Extract the full listing verbatim and drop any pictures from your copy.

* SOURCE DATA
>>>>>

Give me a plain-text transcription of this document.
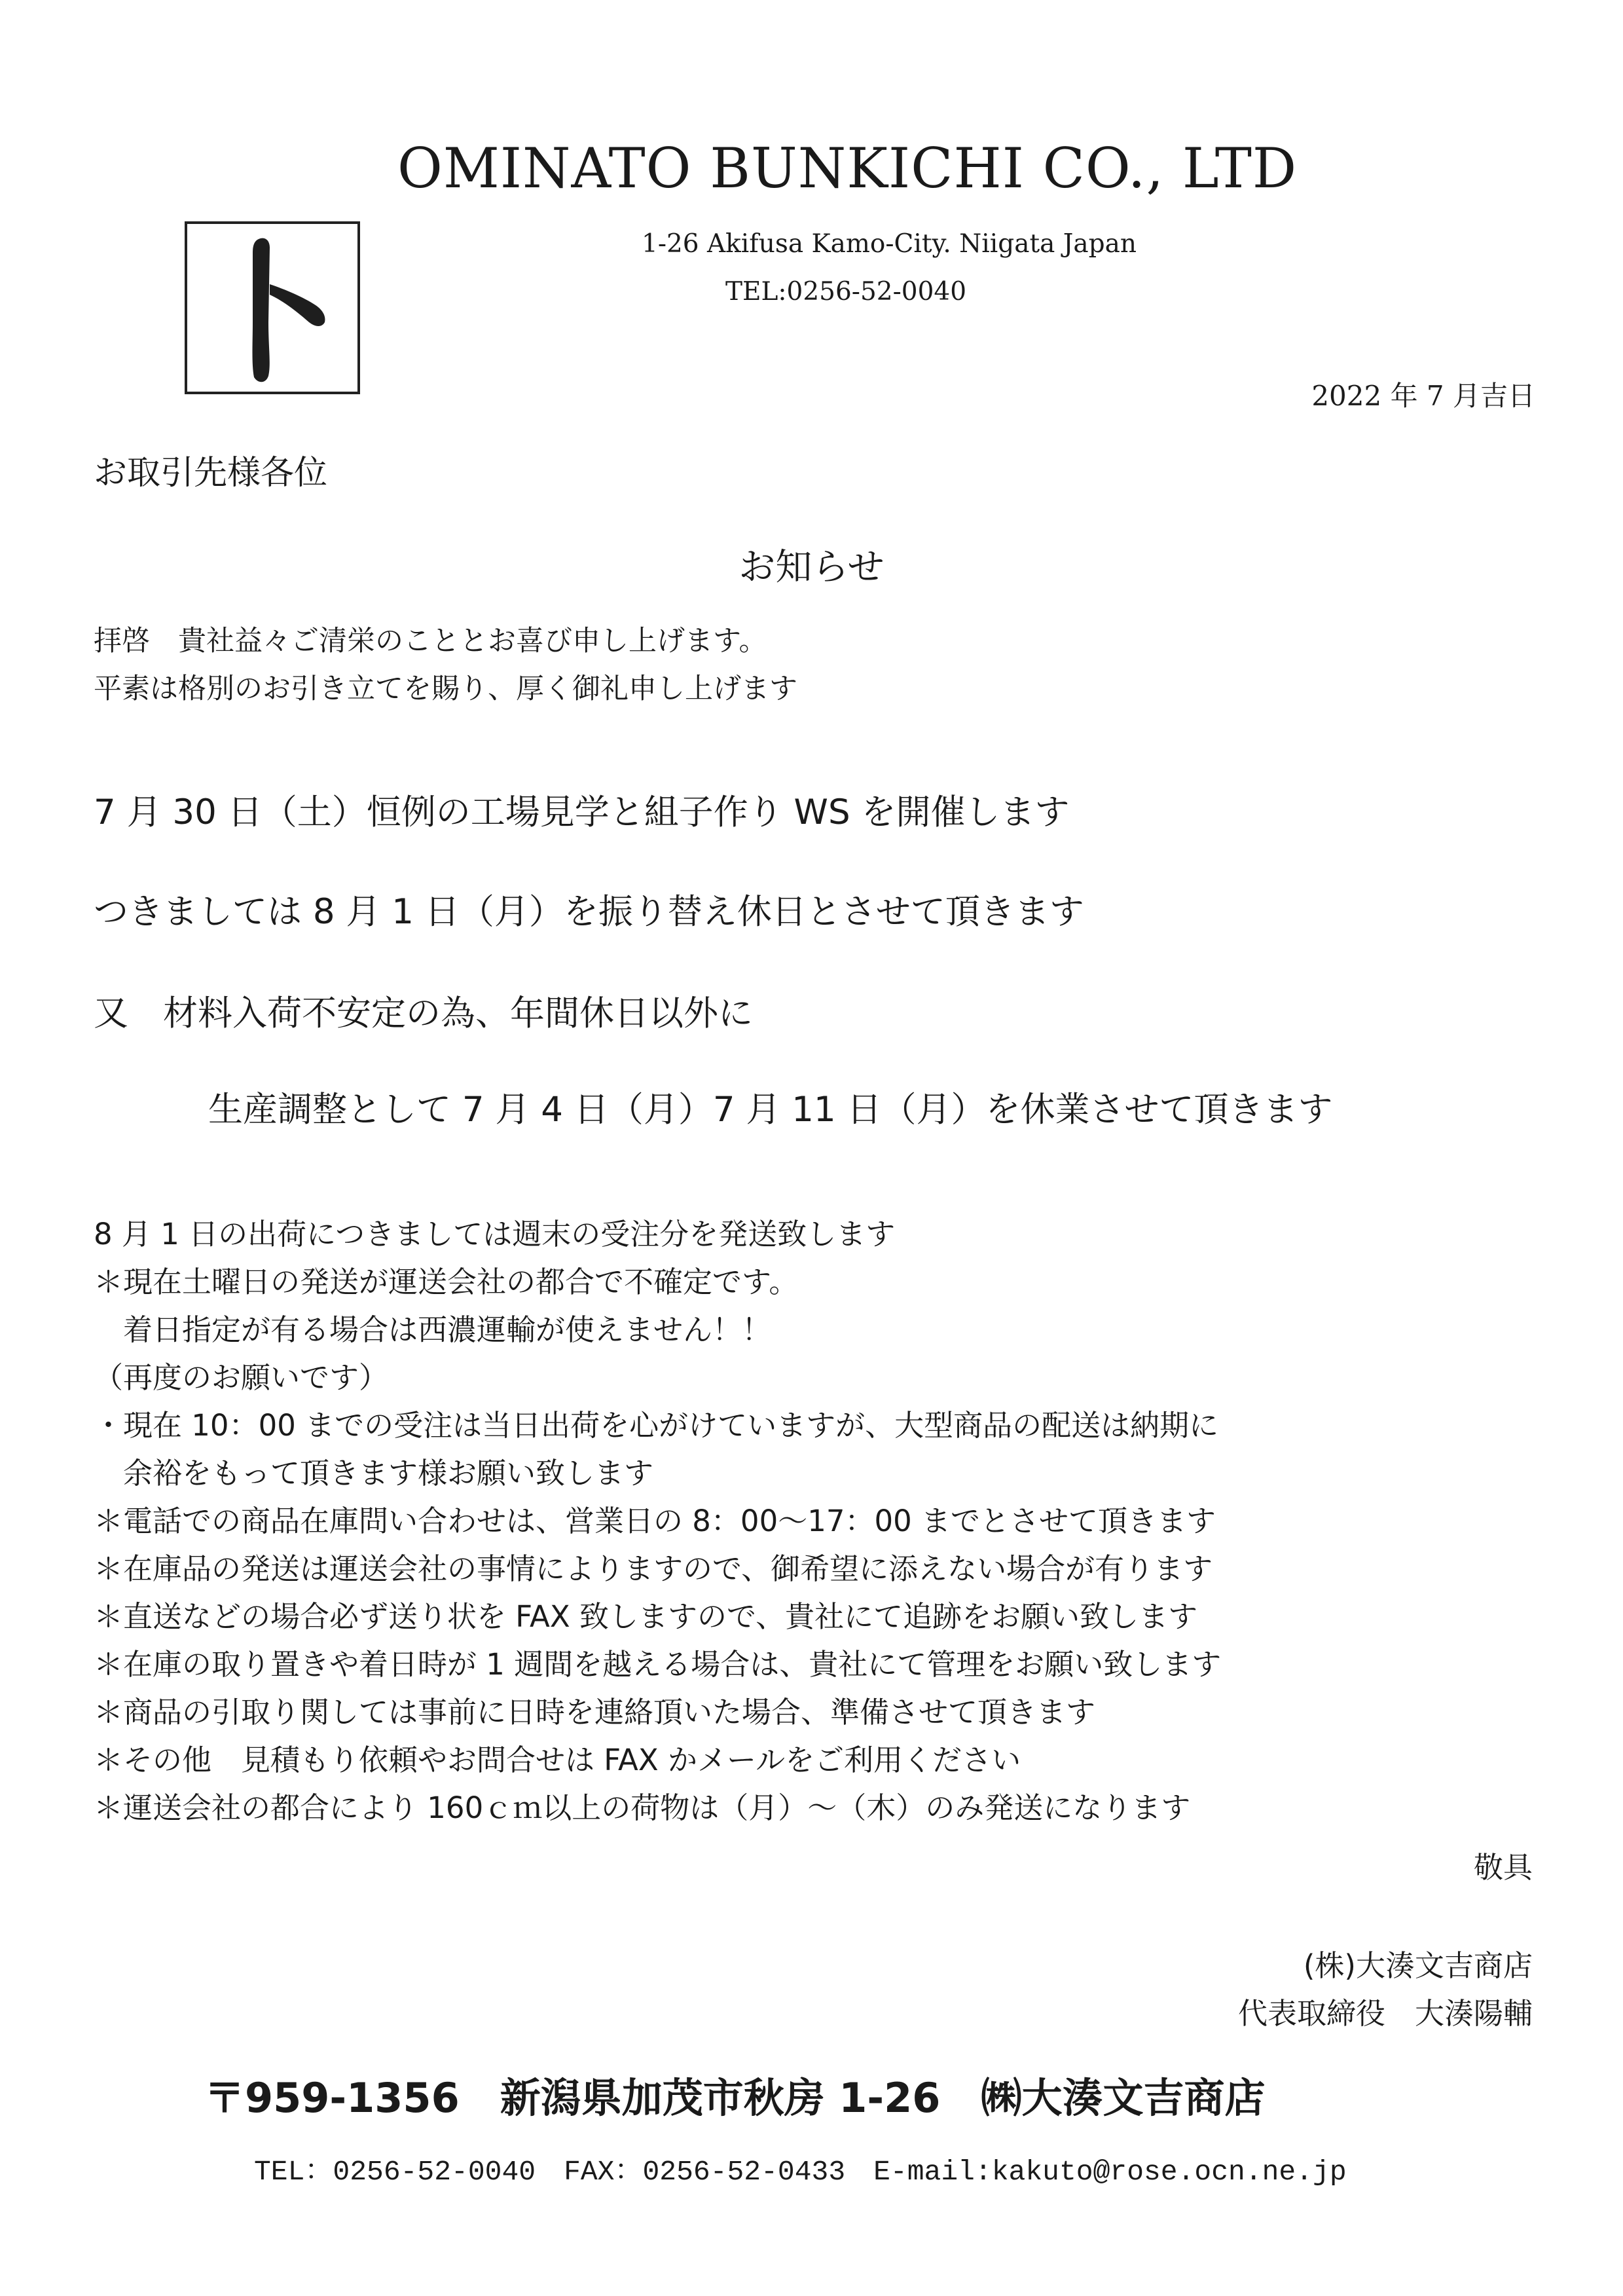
OMINATO BUNKICHI CO., LTD

1-26 Akifusa Kamo-City. Niigata Japan

TEL:0256-52-0040

2022 年 7 月吉日

お取引先様各位

お知らせ

拝啓　貴社益々ご清栄のこととお喜び申し上げます。

平素は格別のお引き立てを賜り、厚く御礼申し上げます

7 月 30 日（土）恒例の工場見学と組子作り WS を開催します

つきましては 8 月 1 日（月）を振り替え休日とさせて頂きます

又　材料入荷不安定の為、年間休日以外に

生産調整として 7 月 4 日（月）7 月 11 日（月）を休業させて頂きます

8 月 1 日の出荷につきましては週末の受注分を発送致します

＊現在土曜日の発送が運送会社の都合で不確定です。

　着日指定が有る場合は西濃運輸が使えません！！

（再度のお願いです）

・現在 10：00 までの受注は当日出荷を心がけていますが、大型商品の配送は納期に

　余裕をもって頂きます様お願い致します

＊電話での商品在庫問い合わせは、営業日の 8：00〜17：00 までとさせて頂きます

＊在庫品の発送は運送会社の事情によりますので、御希望に添えない場合が有ります

＊直送などの場合必ず送り状を FAX 致しますので、貴社にて追跡をお願い致します

＊在庫の取り置きや着日時が 1 週間を越える場合は、貴社にて管理をお願い致します

＊商品の引取り関しては事前に日時を連絡頂いた場合、準備させて頂きます

＊その他　見積もり依頼やお問合せは FAX かメールをご利用ください

＊運送会社の都合により 160ｃｍ以上の荷物は（月）〜（木）のみ発送になります

敬具

(株)大湊文吉商店

代表取締役　大湊陽輔

〒959-1356　新潟県加茂市秋房 1-26　㈱大湊文吉商店

TEL：0256-52-0040　FAX：0256-52-0433　E-mail:kakuto@rose.ocn.ne.jp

<<<<<

* FINISHED TASK
Give me a plain-text transcription of this document.
OMINATO BUNKICHI CO., LTD

1-26 Akifusa Kamo-City. Niigata Japan

TEL:0256-52-0040

2022 年 7 月吉日

お取引先様各位

お知らせ

拝啓　貴社益々ご清栄のこととお喜び申し上げます。

平素は格別のお引き立てを賜り、厚く御礼申し上げます

7 月 30 日（土）恒例の工場見学と組子作り WS を開催します

つきましては 8 月 1 日（月）を振り替え休日とさせて頂きます

又　材料入荷不安定の為、年間休日以外に

生産調整として 7 月 4 日（月）7 月 11 日（月）を休業させて頂きます

8 月 1 日の出荷につきましては週末の受注分を発送致します

＊現在土曜日の発送が運送会社の都合で不確定です。

　着日指定が有る場合は西濃運輸が使えません！！

（再度のお願いです）

・現在 10：00 までの受注は当日出荷を心がけていますが、大型商品の配送は納期に

　余裕をもって頂きます様お願い致します

＊電話での商品在庫問い合わせは、営業日の 8：00〜17：00 までとさせて頂きます

＊在庫品の発送は運送会社の事情によりますので、御希望に添えない場合が有ります

＊直送などの場合必ず送り状を FAX 致しますので、貴社にて追跡をお願い致します

＊在庫の取り置きや着日時が 1 週間を越える場合は、貴社にて管理をお願い致します

＊商品の引取り関しては事前に日時を連絡頂いた場合、準備させて頂きます

＊その他　見積もり依頼やお問合せは FAX かメールをご利用ください

＊運送会社の都合により 160ｃｍ以上の荷物は（月）〜（木）のみ発送になります

敬具

(株)大湊文吉商店

代表取締役　大湊陽輔

〒959-1356　新潟県加茂市秋房 1-26　㈱大湊文吉商店

TEL：0256-52-0040　FAX：0256-52-0433　E-mail:kakuto@rose.ocn.ne.jp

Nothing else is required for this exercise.